### Problem statement
Transcribe each line exactly.
++++ Raw records
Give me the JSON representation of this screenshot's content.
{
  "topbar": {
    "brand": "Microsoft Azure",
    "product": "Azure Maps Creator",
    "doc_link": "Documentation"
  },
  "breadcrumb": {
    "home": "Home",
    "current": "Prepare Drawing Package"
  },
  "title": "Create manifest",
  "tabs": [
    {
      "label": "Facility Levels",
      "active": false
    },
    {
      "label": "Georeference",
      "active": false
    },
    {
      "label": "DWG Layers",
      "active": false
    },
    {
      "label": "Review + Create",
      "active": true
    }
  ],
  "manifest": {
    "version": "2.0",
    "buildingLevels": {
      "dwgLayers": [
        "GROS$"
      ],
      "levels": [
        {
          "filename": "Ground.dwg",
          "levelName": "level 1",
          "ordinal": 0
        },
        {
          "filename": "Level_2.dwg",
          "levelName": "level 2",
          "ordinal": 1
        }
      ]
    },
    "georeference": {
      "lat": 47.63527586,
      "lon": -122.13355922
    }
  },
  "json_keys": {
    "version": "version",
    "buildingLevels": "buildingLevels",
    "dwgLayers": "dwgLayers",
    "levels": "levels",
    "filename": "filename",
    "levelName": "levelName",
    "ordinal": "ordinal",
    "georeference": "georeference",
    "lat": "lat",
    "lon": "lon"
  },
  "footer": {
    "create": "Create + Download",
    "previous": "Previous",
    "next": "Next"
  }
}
++++++++
### Response for this exercise
Give me the JSON representation of this screenshot's content.
{
  "topbar": {
    "brand": "Microsoft Azure",
    "product": "Azure Maps Creator",
    "doc_link": "Documentation"
  },
  "breadcrumb": {
    "home": "Home",
    "current": "Prepare Drawing Package"
  },
  "title": "Create manifest",
  "tabs": [
    {
      "label": "Facility Levels",
      "active": false
    },
    {
      "label": "Georeference",
      "active": false
    },
    {
      "label": "DWG Layers",
      "active": false
    },
    {
      "label": "Review + Create",
      "active": true
    }
  ],
  "manifest": {
    "version": "2.0",
    "buildingLevels": {
      "dwgLayers": [
        "GROS$"
      ],
      "levels": [
        {
          "filename": "Ground.dwg",
          "levelName": "level 1",
          "ordinal": 0
        },
        {
          "filename": "Level_2.dwg",
          "levelName": "level 2",
          "ordinal": 1
        }
      ]
    },
    "georeference": {
      "lat": 47.63527586,
      "lon": -122.13355922
    }
  },
  "json_keys": {
    "version": "version",
    "buildingLevels": "buildingLevels",
    "dwgLayers": "dwgLayers",
    "levels": "levels",
    "filename": "filename",
    "levelName": "levelName",
    "ordinal": "ordinal",
    "georeference": "georeference",
    "lat": "lat",
    "lon": "lon"
  },
  "footer": {
    "create": "Create + Download",
    "previous": "Previous",
    "next": "Next"
  }
}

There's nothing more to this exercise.